- _Task to complete_:
Pull every line with the word "группы" out of the entries below.

Recorded data
◆ ◆ ◆

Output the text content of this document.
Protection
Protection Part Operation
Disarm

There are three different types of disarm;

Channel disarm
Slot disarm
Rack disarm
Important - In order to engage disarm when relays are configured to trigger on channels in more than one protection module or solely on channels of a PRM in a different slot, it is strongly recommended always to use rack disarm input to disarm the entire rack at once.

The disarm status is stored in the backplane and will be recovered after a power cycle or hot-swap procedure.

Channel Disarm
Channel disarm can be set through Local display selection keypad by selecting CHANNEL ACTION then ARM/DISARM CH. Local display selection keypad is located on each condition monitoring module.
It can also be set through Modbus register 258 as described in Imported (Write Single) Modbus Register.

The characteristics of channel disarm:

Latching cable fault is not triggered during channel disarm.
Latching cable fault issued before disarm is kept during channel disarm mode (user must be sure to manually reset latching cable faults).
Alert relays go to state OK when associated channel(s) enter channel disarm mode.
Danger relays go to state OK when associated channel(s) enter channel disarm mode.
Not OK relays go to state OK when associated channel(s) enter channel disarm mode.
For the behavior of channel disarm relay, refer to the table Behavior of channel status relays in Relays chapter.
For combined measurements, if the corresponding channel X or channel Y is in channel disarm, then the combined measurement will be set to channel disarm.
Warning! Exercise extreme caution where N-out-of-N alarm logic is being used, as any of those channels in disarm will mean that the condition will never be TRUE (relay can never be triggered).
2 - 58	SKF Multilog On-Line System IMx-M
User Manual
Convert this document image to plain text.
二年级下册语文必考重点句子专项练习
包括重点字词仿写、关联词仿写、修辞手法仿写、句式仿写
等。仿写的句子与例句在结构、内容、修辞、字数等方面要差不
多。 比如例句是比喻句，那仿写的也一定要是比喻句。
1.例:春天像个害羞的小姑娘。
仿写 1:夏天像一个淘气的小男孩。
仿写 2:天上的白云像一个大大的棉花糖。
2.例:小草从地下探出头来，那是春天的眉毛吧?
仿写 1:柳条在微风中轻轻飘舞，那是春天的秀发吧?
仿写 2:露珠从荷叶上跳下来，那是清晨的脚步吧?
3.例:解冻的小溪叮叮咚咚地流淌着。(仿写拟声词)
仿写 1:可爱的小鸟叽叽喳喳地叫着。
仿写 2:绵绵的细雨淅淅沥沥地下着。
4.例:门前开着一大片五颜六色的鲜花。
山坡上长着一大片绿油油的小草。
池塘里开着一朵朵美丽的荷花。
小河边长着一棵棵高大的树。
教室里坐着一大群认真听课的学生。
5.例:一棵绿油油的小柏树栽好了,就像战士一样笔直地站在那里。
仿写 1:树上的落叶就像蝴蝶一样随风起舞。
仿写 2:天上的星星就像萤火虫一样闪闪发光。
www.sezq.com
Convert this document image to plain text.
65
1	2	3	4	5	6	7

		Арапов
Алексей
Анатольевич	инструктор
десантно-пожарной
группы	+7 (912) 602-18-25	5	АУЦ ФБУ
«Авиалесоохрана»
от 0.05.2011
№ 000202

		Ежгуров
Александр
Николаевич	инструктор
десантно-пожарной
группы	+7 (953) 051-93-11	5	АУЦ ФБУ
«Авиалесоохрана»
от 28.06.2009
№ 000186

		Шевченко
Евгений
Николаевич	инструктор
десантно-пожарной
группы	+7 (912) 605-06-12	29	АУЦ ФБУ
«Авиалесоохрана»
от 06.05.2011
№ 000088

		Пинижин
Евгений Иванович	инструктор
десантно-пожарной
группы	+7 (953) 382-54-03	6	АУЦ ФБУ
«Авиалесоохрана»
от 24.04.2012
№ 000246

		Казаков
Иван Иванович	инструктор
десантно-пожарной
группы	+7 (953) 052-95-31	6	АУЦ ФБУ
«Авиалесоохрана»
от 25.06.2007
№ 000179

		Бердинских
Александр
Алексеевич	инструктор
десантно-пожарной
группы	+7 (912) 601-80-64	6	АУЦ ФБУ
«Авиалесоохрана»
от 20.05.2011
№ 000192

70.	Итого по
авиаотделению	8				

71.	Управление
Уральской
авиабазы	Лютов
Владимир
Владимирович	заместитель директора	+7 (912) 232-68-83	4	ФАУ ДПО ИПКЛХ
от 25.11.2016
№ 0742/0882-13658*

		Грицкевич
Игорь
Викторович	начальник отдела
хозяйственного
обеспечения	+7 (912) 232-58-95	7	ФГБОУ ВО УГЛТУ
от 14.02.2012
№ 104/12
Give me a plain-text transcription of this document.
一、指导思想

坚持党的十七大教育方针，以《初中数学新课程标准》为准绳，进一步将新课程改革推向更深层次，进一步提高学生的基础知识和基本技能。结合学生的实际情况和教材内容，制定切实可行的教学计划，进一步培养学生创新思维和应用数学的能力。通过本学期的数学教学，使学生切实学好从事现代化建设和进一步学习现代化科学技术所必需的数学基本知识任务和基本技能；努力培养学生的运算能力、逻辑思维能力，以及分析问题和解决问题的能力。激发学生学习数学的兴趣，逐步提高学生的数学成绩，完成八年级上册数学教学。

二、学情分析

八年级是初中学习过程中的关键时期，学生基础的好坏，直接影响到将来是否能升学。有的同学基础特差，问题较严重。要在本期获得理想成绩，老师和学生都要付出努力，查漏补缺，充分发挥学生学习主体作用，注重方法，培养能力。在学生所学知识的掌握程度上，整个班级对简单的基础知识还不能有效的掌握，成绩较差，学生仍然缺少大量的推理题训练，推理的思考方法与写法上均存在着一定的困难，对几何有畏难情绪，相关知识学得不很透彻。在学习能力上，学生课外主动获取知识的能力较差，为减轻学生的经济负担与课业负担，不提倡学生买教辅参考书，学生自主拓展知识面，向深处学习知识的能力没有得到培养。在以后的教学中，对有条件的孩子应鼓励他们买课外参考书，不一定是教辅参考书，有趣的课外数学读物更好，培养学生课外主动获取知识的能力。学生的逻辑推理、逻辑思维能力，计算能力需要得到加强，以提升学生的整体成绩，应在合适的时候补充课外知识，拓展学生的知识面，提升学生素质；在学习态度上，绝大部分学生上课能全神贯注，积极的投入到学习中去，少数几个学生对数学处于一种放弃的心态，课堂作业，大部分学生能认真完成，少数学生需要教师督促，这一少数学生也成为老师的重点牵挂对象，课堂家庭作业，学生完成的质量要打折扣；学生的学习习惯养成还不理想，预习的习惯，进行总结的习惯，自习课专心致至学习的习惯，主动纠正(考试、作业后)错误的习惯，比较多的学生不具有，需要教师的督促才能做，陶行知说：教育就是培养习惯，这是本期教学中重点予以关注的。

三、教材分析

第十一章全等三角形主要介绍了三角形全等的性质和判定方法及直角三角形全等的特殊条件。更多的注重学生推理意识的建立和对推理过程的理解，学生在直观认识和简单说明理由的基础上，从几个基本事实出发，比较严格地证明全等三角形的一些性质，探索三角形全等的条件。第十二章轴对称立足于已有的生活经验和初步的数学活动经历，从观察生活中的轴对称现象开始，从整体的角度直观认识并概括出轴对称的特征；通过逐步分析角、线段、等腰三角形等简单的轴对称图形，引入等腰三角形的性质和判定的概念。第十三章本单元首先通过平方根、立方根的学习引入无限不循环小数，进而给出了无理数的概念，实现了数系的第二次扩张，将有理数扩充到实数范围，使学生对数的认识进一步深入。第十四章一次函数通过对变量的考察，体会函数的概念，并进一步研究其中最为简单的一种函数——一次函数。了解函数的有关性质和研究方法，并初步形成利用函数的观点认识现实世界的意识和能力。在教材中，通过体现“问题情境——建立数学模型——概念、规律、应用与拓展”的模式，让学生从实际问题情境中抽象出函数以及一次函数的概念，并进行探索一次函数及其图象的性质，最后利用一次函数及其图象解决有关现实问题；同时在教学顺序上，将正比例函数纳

◆ ◆ ◆

- _Task result_:
группы	+7 (912) 602-18-25	5	АУЦ ФБУ
группы	+7 (953) 051-93-11	5	АУЦ ФБУ
группы	+7 (912) 605-06-12	29	АУЦ ФБУ
группы	+7 (953) 382-54-03	6	АУЦ ФБУ
группы	+7 (953) 052-95-31	6	АУЦ ФБУ
группы	+7 (912) 601-80-64	6	АУЦ ФБУ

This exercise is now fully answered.